**Given task**
Restate all of the entries exactly, dropping any pictures they hold.

**Working data**
============

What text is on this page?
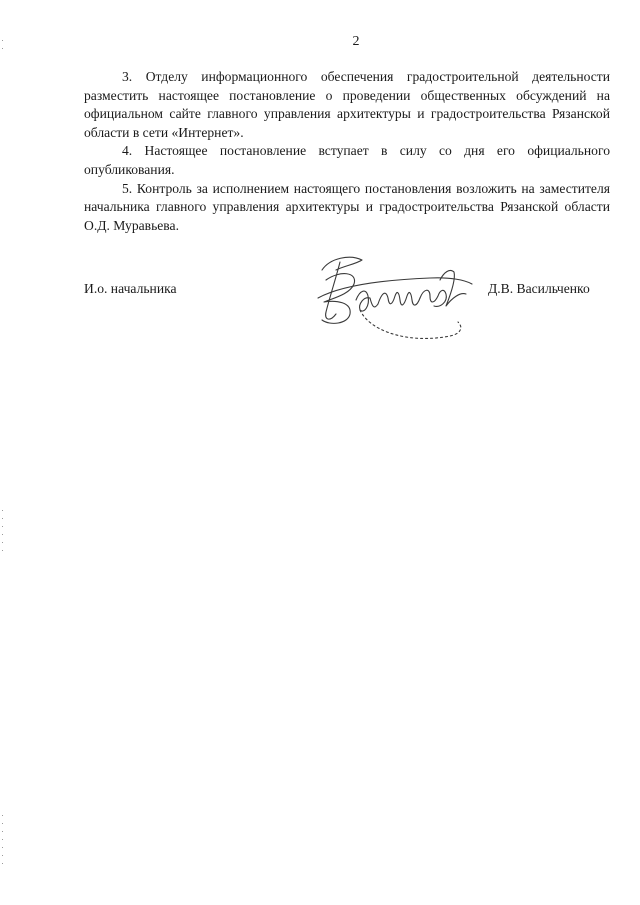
2

3. Отделу информационного обеспечения градостроительной деятельности разместить настоящее постановление о проведении общественных обсуждений на официальном сайте главного управления архитектуры и градостроительства Рязанской области в сети «Интернет».

4. Настоящее постановление вступает в силу со дня его официального опубликования.

5. Контроль за исполнением настоящего постановления возложить на заместителя начальника главного управления архитектуры и градостроительства Рязанской области О.Д. Муравьева.

И.о. начальника	Д.В. Васильченко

============

**Full output**
What text is on this page?
2

3. Отделу информационного обеспечения градостроительной деятельности разместить настоящее постановление о проведении общественных обсуждений на официальном сайте главного управления архитектуры и градостроительства Рязанской области в сети «Интернет».

4. Настоящее постановление вступает в силу со дня его официального опубликования.

5. Контроль за исполнением настоящего постановления возложить на заместителя начальника главного управления архитектуры и градостроительства Рязанской области О.Д. Муравьева.

И.о. начальника	Д.В. Васильченко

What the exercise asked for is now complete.